Paper No. 10
Presentation Time: 10:50 AM

IMMEDIATE DOWNSTREAM HYDROLOGIC AND GEOMORPHIC RESPONSE TO THE CONDIT DAM REMOVAL, WHITE SALMON RIVER, WASHINGTON


O'CONNOR, Jim E.1, MAJOR, Jon J.2, SPICER, Kurt3, MOSBRUCKER, Adam4, UHRICH, Mark A.5, BRAGG, Heather M.6, WILCOX, Andrew C.7 and ANDERSON, Chauncey3, (1)U.S. Geological Survey, 2130 SW 5th, Portland, OR 97216, (2)U.S. Geological Survey, Cascades Volcano Observatory, 1300 SE Cardinal Court #100, Vancouver, WA 98683, (3)U.S. Geological Survey, 1300 SE Cardinal Court, Suite 100, Vancouver, WA 98683, (4)U.S. Geological Survey, Cascades Volcano Observatory, 1300 SE Cardinal Court, Suite 100, Vancouver, WA 98683, (5)U.S. Geological Survey, 2130 SW 5th Ave, Portland, 97201, (6)U.S. Geological Survey, 2130 SW 5th Ave, Portland, OR 97201, (7)Geosciences, University of Montana, Missoula, MT 59812, oconnor@usgs.gov

The 26 October 2011 breach of Condit Dam on the White Salmon River, Washington, was one of the largest and most dramatic decommissionings so far in an ever-more common tactic for river restoration. The 38-meter-high concrete structure, built in 1913, impounded a 37 hectare reservoir partly filled with 1.8 million cubic meters of sand, mud, and gravel. Rapid evacuation of the reservoir water—by explosively creating a 6-meter-diameter hole at the bottom of the dam—was followed by rapid incision and mass mobilization of reservoir sediment. At the USGS streamflow measurement station 2.33 kilometers downstream from the dam, discharge rose from 1.5 cubic meters per second (m3/s) prior to breaching to about 400 m3/s 20 minutes after breaching and 11 minutes after arrival of the flow front. Sediment concentrations continued to rise as discharge diminished, attaining a peak value of more than 0.7 kilograms per liter 1.5 hours after the breach as the initial water flood transformed into a mudflow in conjunction with near complete water drainage from the reservoir. The passing flow left massive to stratified sand and mud deposits flanking the channel. From these measurements, we can link sediment concentrations, flow characteristics and deposit sedimentology for the day of the breach. Continued sand and, later, gravel transport led to >1 meter of channel filling at the gage site during the ten days following the breach, but this fill was incised to nearly pre-breach levels five days later as the wave of sediment moved downstream leaving sand and gravel deposits flanking the channel for the first time in decades.

________________________

What is the Spanish translation of this sentence from the Condit Dam abstract above: "The 38-meter-high concrete structure, built in 1913, impounded a 37 hectare reservoir partly filled with 1.8 million cubic meters of sand, mud, and gravel."?

• DATA SHOWN:

________________________

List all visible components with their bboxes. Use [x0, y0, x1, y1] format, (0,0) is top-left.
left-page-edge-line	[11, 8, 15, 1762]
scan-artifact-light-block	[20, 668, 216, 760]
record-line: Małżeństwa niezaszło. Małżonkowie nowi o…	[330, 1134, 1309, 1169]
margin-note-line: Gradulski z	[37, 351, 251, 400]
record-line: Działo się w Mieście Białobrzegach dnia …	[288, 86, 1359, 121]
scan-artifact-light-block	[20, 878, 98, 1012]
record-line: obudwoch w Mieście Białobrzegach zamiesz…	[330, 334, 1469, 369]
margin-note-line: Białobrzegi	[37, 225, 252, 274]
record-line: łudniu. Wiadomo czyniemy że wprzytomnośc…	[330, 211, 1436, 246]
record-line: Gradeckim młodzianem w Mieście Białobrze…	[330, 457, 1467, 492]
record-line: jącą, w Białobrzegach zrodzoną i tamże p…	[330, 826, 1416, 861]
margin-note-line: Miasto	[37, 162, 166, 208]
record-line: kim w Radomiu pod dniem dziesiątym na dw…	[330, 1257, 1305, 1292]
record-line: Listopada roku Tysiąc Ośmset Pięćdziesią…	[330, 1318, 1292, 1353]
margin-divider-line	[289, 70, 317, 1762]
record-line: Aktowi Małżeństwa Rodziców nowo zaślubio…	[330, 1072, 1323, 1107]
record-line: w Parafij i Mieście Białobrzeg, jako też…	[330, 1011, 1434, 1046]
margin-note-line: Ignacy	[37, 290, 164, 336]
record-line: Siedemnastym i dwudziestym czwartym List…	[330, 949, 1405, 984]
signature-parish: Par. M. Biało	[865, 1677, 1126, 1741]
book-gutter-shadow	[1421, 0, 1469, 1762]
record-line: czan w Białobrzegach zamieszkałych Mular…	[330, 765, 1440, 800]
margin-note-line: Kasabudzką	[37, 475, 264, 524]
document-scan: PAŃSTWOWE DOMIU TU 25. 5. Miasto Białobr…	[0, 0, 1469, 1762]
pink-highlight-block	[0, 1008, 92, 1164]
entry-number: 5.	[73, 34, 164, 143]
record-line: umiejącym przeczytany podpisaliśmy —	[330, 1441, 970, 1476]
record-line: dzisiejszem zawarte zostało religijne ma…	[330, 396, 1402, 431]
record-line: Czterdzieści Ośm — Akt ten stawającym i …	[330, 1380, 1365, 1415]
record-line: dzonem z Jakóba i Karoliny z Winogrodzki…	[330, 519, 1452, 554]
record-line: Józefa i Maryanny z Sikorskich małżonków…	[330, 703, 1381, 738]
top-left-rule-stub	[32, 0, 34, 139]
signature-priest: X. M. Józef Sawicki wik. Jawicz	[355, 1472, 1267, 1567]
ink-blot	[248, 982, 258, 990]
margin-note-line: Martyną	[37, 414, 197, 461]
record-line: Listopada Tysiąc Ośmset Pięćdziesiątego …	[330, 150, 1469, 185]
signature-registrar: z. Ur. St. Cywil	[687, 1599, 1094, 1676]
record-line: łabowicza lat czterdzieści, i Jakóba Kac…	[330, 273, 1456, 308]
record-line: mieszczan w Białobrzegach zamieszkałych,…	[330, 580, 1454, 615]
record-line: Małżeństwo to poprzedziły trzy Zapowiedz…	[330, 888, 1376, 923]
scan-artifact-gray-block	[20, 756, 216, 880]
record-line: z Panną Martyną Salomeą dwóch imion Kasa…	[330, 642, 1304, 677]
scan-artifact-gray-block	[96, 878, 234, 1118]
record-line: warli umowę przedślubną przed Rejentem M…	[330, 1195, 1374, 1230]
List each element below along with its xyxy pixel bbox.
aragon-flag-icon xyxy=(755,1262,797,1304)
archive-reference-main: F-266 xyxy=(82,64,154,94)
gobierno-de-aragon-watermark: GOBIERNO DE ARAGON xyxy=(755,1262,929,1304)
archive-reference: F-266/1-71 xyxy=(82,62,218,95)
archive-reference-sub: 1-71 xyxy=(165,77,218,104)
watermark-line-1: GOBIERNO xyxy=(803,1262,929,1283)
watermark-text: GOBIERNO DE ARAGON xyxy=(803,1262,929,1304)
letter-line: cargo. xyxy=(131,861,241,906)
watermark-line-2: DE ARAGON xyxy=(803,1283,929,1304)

________________________

• EXERCISE OUTPUT: La estructura de hormigón de 38 metros de altura, construida en 1913, retenía un embalse de 37 hectáreas parcialmente relleno con 1,8 millones de metros cúbicos de arena, lodo y grava.